■ Description of the task ■
Output the records exactly as they appear, with no pictures included.

-*-

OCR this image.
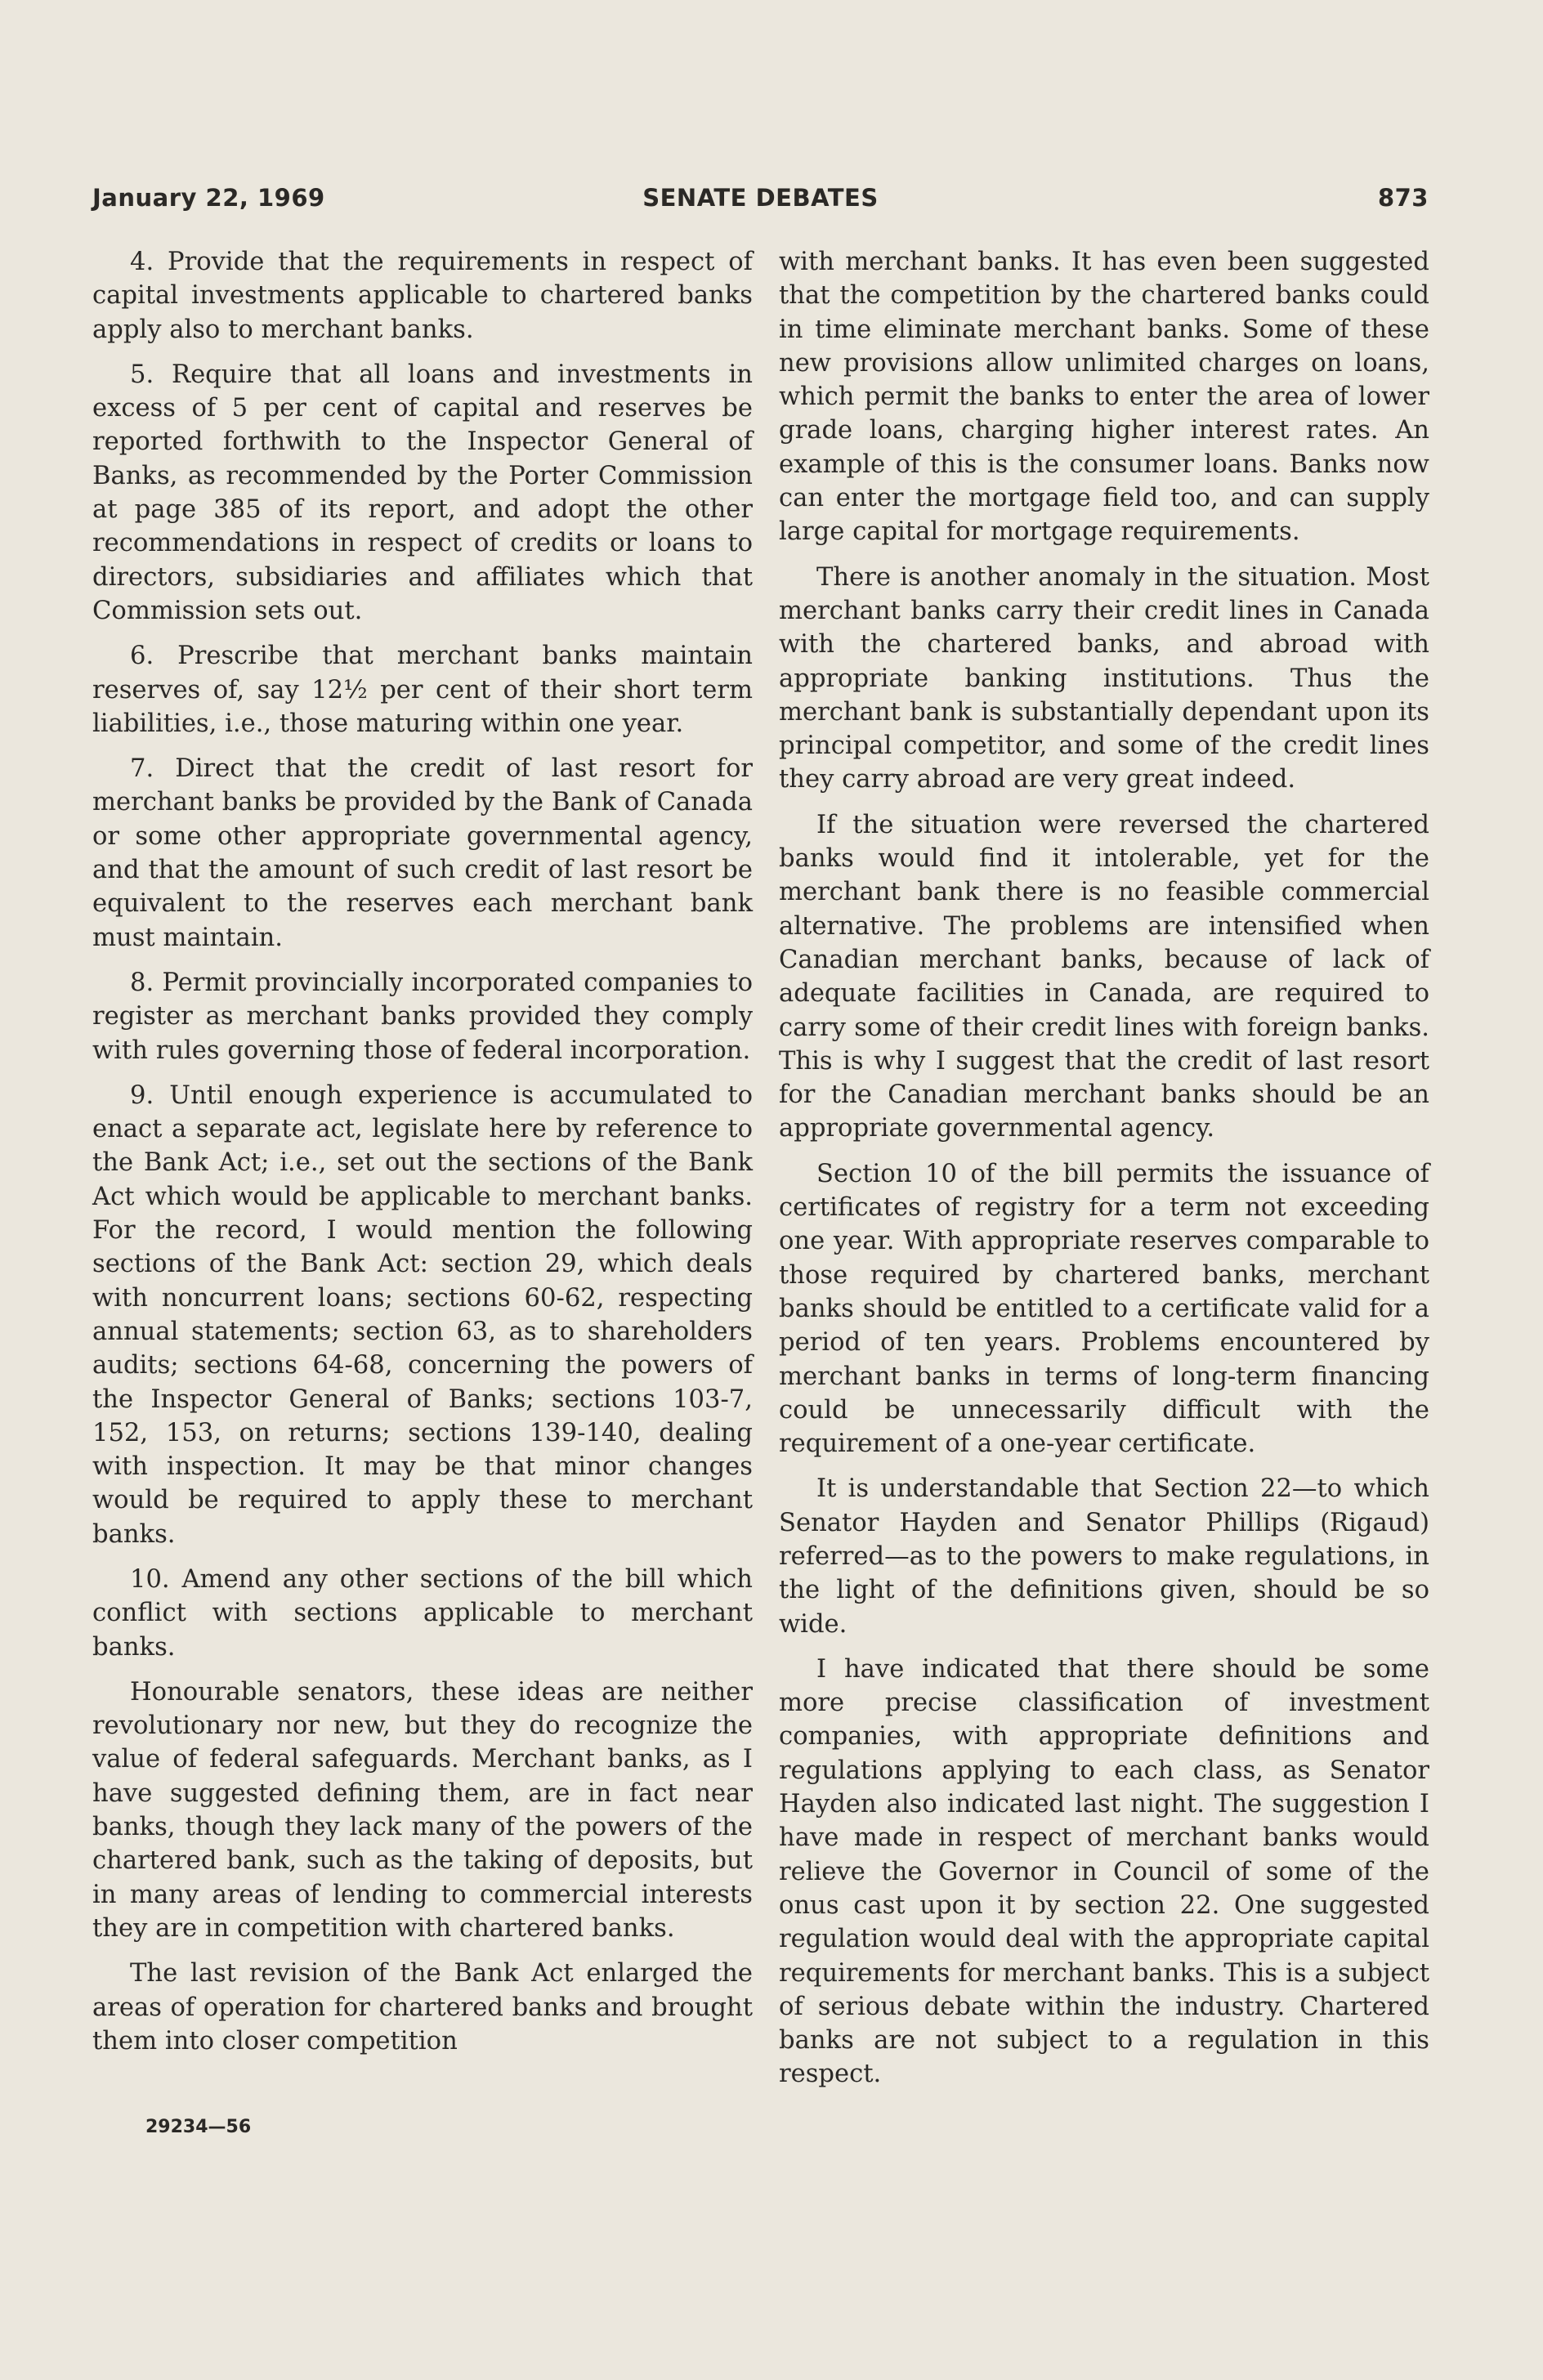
January 22, 1969	SENATE DEBATES	873

4. Provide that the requirements in respect of capital investments applicable to chartered banks apply also to merchant banks.

5. Require that all loans and investments in excess of 5 per cent of capital and reserves be reported forthwith to the Inspector General of Banks, as recommended by the Porter Commission at page 385 of its report, and adopt the other recommendations in respect of credits or loans to directors, subsidiaries and affiliates which that Commission sets out.

6. Prescribe that merchant banks maintain reserves of, say 12½ per cent of their short term liabilities, i.e., those maturing within one year.

7. Direct that the credit of last resort for merchant banks be provided by the Bank of Canada or some other appropriate governmental agency, and that the amount of such credit of last resort be equivalent to the reserves each merchant bank must maintain.

8. Permit provincially incorporated companies to register as merchant banks provided they comply with rules governing those of federal incorporation.

9. Until enough experience is accumulated to enact a separate act, legislate here by reference to the Bank Act; i.e., set out the sections of the Bank Act which would be applicable to merchant banks. For the record, I would mention the following sections of the Bank Act: section 29, which deals with noncurrent loans; sections 60-62, respecting annual statements; section 63, as to shareholders audits; sections 64-68, concerning the powers of the Inspector General of Banks; sections 103-7, 152, 153, on returns; sections 139-140, dealing with inspection. It may be that minor changes would be required to apply these to merchant banks.

10. Amend any other sections of the bill which conflict with sections applicable to merchant banks.

Honourable senators, these ideas are neither revolutionary nor new, but they do recognize the value of federal safeguards. Merchant banks, as I have suggested defining them, are in fact near banks, though they lack many of the powers of the chartered bank, such as the taking of deposits, but in many areas of lending to commercial interests they are in competition with chartered banks.

The last revision of the Bank Act enlarged the areas of operation for chartered banks and brought them into closer competition

with merchant banks. It has even been suggested that the competition by the chartered banks could in time eliminate merchant banks. Some of these new provisions allow unlimited charges on loans, which permit the banks to enter the area of lower grade loans, charging higher interest rates. An example of this is the consumer loans. Banks now can enter the mortgage field too, and can supply large capital for mortgage requirements.

There is another anomaly in the situation. Most merchant banks carry their credit lines in Canada with the chartered banks, and abroad with appropriate banking institutions. Thus the merchant bank is substantially dependant upon its principal competitor, and some of the credit lines they carry abroad are very great indeed.

If the situation were reversed the chartered banks would find it intolerable, yet for the merchant bank there is no feasible commercial alternative. The problems are intensified when Canadian merchant banks, because of lack of adequate facilities in Canada, are required to carry some of their credit lines with foreign banks. This is why I suggest that the credit of last resort for the Canadian merchant banks should be an appropriate governmental agency.

Section 10 of the bill permits the issuance of certificates of registry for a term not exceeding one year. With appropriate reserves comparable to those required by chartered banks, merchant banks should be entitled to a certificate valid for a period of ten years. Problems encountered by merchant banks in terms of long-term financing could be unnecessarily difficult with the requirement of a one-year certificate.

It is understandable that Section 22—to which Senator Hayden and Senator Phillips (Rigaud) referred—as to the powers to make regulations, in the light of the definitions given, should be so wide.

I have indicated that there should be some more precise classification of investment companies, with appropriate definitions and regulations applying to each class, as Senator Hayden also indicated last night. The suggestion I have made in respect of merchant banks would relieve the Governor in Council of some of the onus cast upon it by section 22. One suggested regulation would deal with the appropriate capital requirements for merchant banks. This is a subject of serious debate within the industry. Chartered banks are not subject to a regulation in this respect.

29234—56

-*-

■ Solution for this problem ■
OCR this image.
January 22, 1969	SENATE DEBATES	873

4. Provide that the requirements in respect of capital investments applicable to chartered banks apply also to merchant banks.

5. Require that all loans and investments in excess of 5 per cent of capital and reserves be reported forthwith to the Inspector General of Banks, as recommended by the Porter Commission at page 385 of its report, and adopt the other recommendations in respect of credits or loans to directors, subsidiaries and affiliates which that Commission sets out.

6. Prescribe that merchant banks maintain reserves of, say 12½ per cent of their short term liabilities, i.e., those maturing within one year.

7. Direct that the credit of last resort for merchant banks be provided by the Bank of Canada or some other appropriate governmental agency, and that the amount of such credit of last resort be equivalent to the reserves each merchant bank must maintain.

8. Permit provincially incorporated companies to register as merchant banks provided they comply with rules governing those of federal incorporation.

9. Until enough experience is accumulated to enact a separate act, legislate here by reference to the Bank Act; i.e., set out the sections of the Bank Act which would be applicable to merchant banks. For the record, I would mention the following sections of the Bank Act: section 29, which deals with noncurrent loans; sections 60-62, respecting annual statements; section 63, as to shareholders audits; sections 64-68, concerning the powers of the Inspector General of Banks; sections 103-7, 152, 153, on returns; sections 139-140, dealing with inspection. It may be that minor changes would be required to apply these to merchant banks.

10. Amend any other sections of the bill which conflict with sections applicable to merchant banks.

Honourable senators, these ideas are neither revolutionary nor new, but they do recognize the value of federal safeguards. Merchant banks, as I have suggested defining them, are in fact near banks, though they lack many of the powers of the chartered bank, such as the taking of deposits, but in many areas of lending to commercial interests they are in competition with chartered banks.

The last revision of the Bank Act enlarged the areas of operation for chartered banks and brought them into closer competition

with merchant banks. It has even been suggested that the competition by the chartered banks could in time eliminate merchant banks. Some of these new provisions allow unlimited charges on loans, which permit the banks to enter the area of lower grade loans, charging higher interest rates. An example of this is the consumer loans. Banks now can enter the mortgage field too, and can supply large capital for mortgage requirements.

There is another anomaly in the situation. Most merchant banks carry their credit lines in Canada with the chartered banks, and abroad with appropriate banking institutions. Thus the merchant bank is substantially dependant upon its principal competitor, and some of the credit lines they carry abroad are very great indeed.

If the situation were reversed the chartered banks would find it intolerable, yet for the merchant bank there is no feasible commercial alternative. The problems are intensified when Canadian merchant banks, because of lack of adequate facilities in Canada, are required to carry some of their credit lines with foreign banks. This is why I suggest that the credit of last resort for the Canadian merchant banks should be an appropriate governmental agency.

Section 10 of the bill permits the issuance of certificates of registry for a term not exceeding one year. With appropriate reserves comparable to those required by chartered banks, merchant banks should be entitled to a certificate valid for a period of ten years. Problems encountered by merchant banks in terms of long-term financing could be unnecessarily difficult with the requirement of a one-year certificate.

It is understandable that Section 22—to which Senator Hayden and Senator Phillips (Rigaud) referred—as to the powers to make regulations, in the light of the definitions given, should be so wide.

I have indicated that there should be some more precise classification of investment companies, with appropriate definitions and regulations applying to each class, as Senator Hayden also indicated last night. The suggestion I have made in respect of merchant banks would relieve the Governor in Council of some of the onus cast upon it by section 22. One suggested regulation would deal with the appropriate capital requirements for merchant banks. This is a subject of serious debate within the industry. Chartered banks are not subject to a regulation in this respect.

29234—56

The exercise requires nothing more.